▶ Exercise objective
Copy all lines of the listing that include the string "продажи".
>> Start Record list
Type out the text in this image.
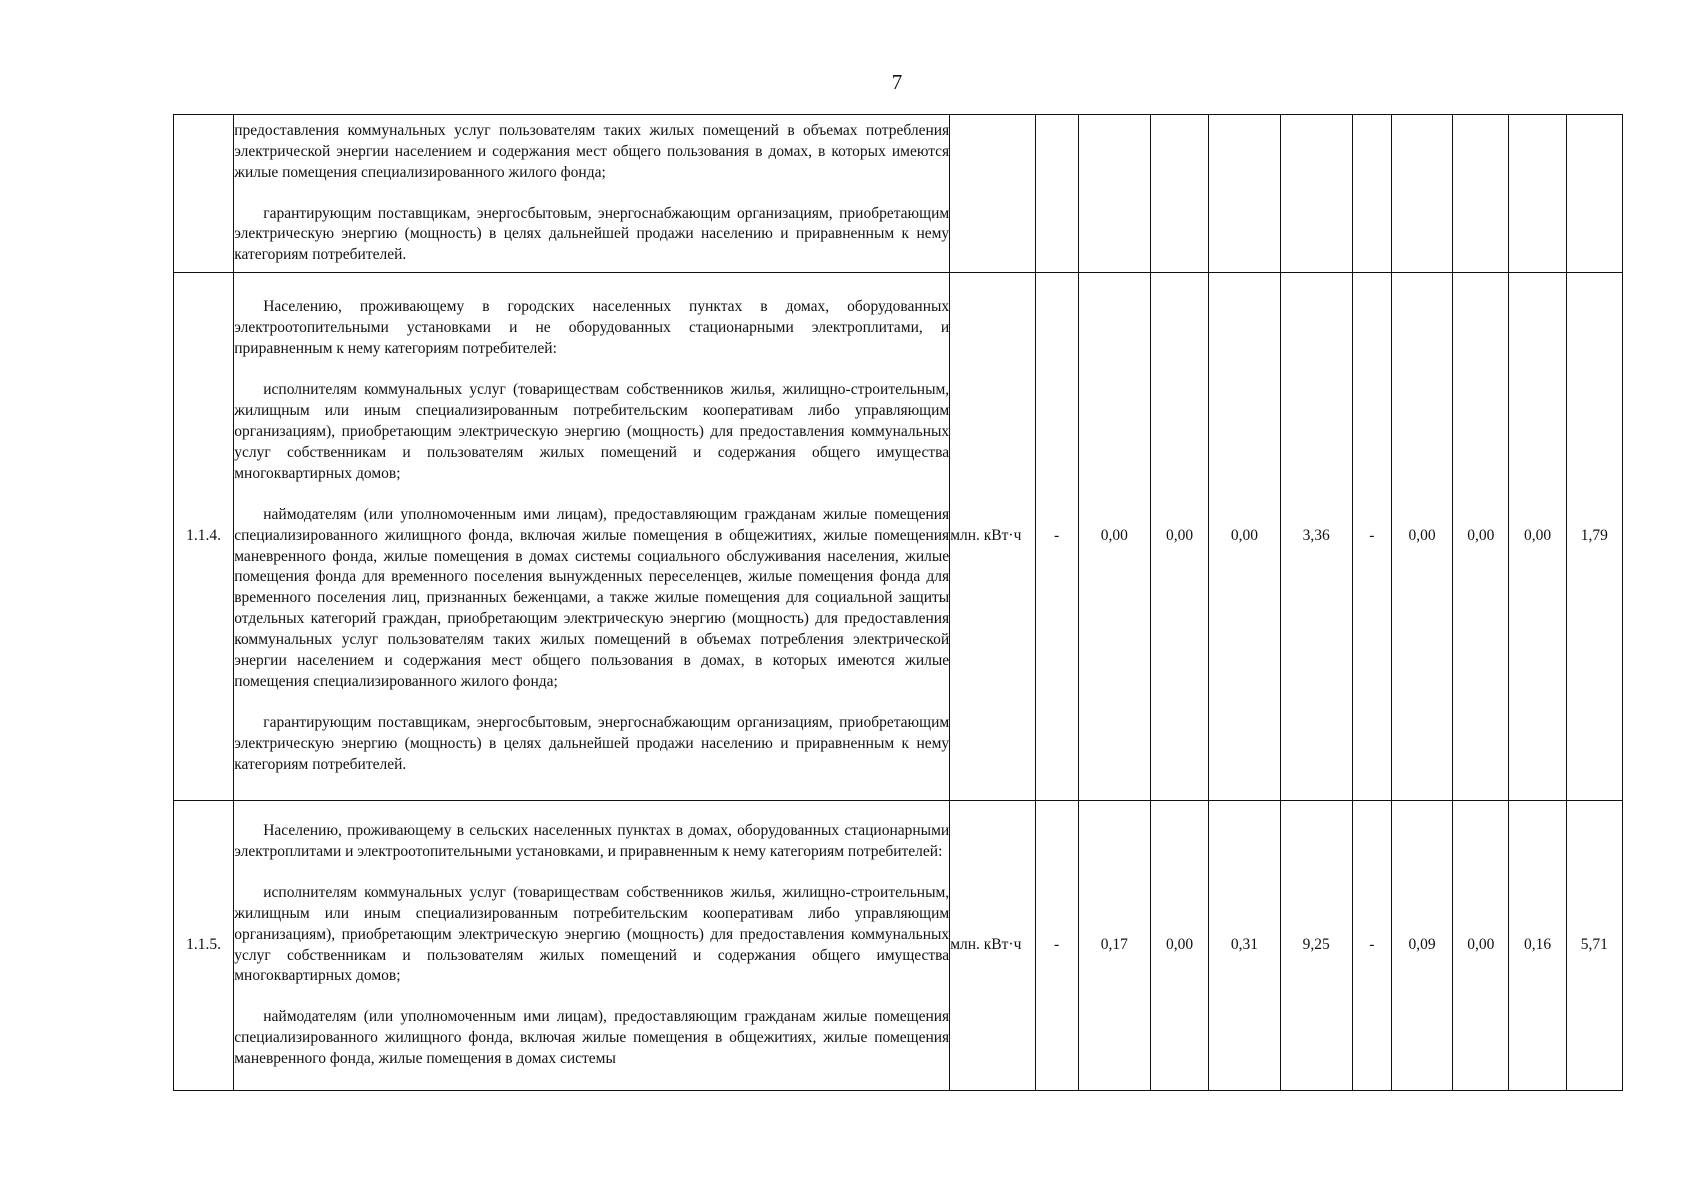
7

	предоставления коммунальных услуг пользователям таких жилых помещений в объемах потребления электрической энергии населением и содержания мест общего пользования в домах, в которых имеются жилые помещения специализированного жилого фонда;

гарантирующим поставщикам, энергосбытовым, энергоснабжающим организациям, приобретающим электрическую энергию (мощность) в целях дальнейшей продажи населению и приравненным к нему категориям потребителей.											

1.1.4.	Населению, проживающему в городских населенных пунктах в домах, оборудованных электроотопительными установками и не оборудованных стационарными электроплитами, и приравненным к нему категориям потребителей:

исполнителям коммунальных услуг (товариществам собственников жилья, жилищно-строительным, жилищным или иным специализированным потребительским кооперативам либо управляющим организациям), приобретающим электрическую энергию (мощность) для предоставления коммунальных услуг собственникам и пользователям жилых помещений и содержания общего имущества многоквартирных домов;

наймодателям (или уполномоченным ими лицам), предоставляющим гражданам жилые помещения специализированного жилищного фонда, включая жилые помещения в общежитиях, жилые помещения маневренного фонда, жилые помещения в домах системы социального обслуживания населения, жилые помещения фонда для временного поселения вынужденных переселенцев, жилые помещения фонда для временного поселения лиц, признанных беженцами, а также жилые помещения для социальной защиты отдельных категорий граждан, приобретающим электрическую энергию (мощность) для предоставления коммунальных услуг пользователям таких жилых помещений в объемах потребления электрической энергии населением и содержания мест общего пользования в домах, в которых имеются жилые помещения специализированного жилого фонда;

гарантирующим поставщикам, энергосбытовым, энергоснабжающим организациям, приобретающим электрическую энергию (мощность) в целях дальнейшей продажи населению и приравненным к нему категориям потребителей.	млн. кВт·ч	-	0,00	0,00	0,00	3,36	-	0,00	0,00	0,00	1,79
1.1.5.	Населению, проживающему в сельских населенных пунктах в домах, оборудованных стационарными электроплитами и электроотопительными установками, и приравненным к нему категориям потребителей:

исполнителям коммунальных услуг (товариществам собственников жилья, жилищно-строительным, жилищным или иным специализированным потребительским кооперативам либо управляющим организациям), приобретающим электрическую энергию (мощность) для предоставления коммунальных услуг собственникам и пользователям жилых помещений и содержания общего имущества многоквартирных домов;

наймодателям (или уполномоченным ими лицам), предоставляющим гражданам жилые помещения специализированного жилищного фонда, включая жилые помещения в общежитиях, жилые помещения маневренного фонда, жилые помещения в домах системы	млн. кВт·ч	-	0,17	0,00	0,31	9,25	-	0,09	0,00	0,16	5,71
>> End Record list
▶ Response to this task
гарантирующим поставщикам, энергосбытовым, энергоснабжающим организациям, приобретающим электрическую энергию (мощность) в целях дальнейшей продажи населению и приравненным к нему категориям потребителей.											
гарантирующим поставщикам, энергосбытовым, энергоснабжающим организациям, приобретающим электрическую энергию (мощность) в целях дальнейшей продажи населению и приравненным к нему категориям потребителей.	млн. кВт·ч	-	0,00	0,00	0,00	3,36	-	0,00	0,00	0,00	1,79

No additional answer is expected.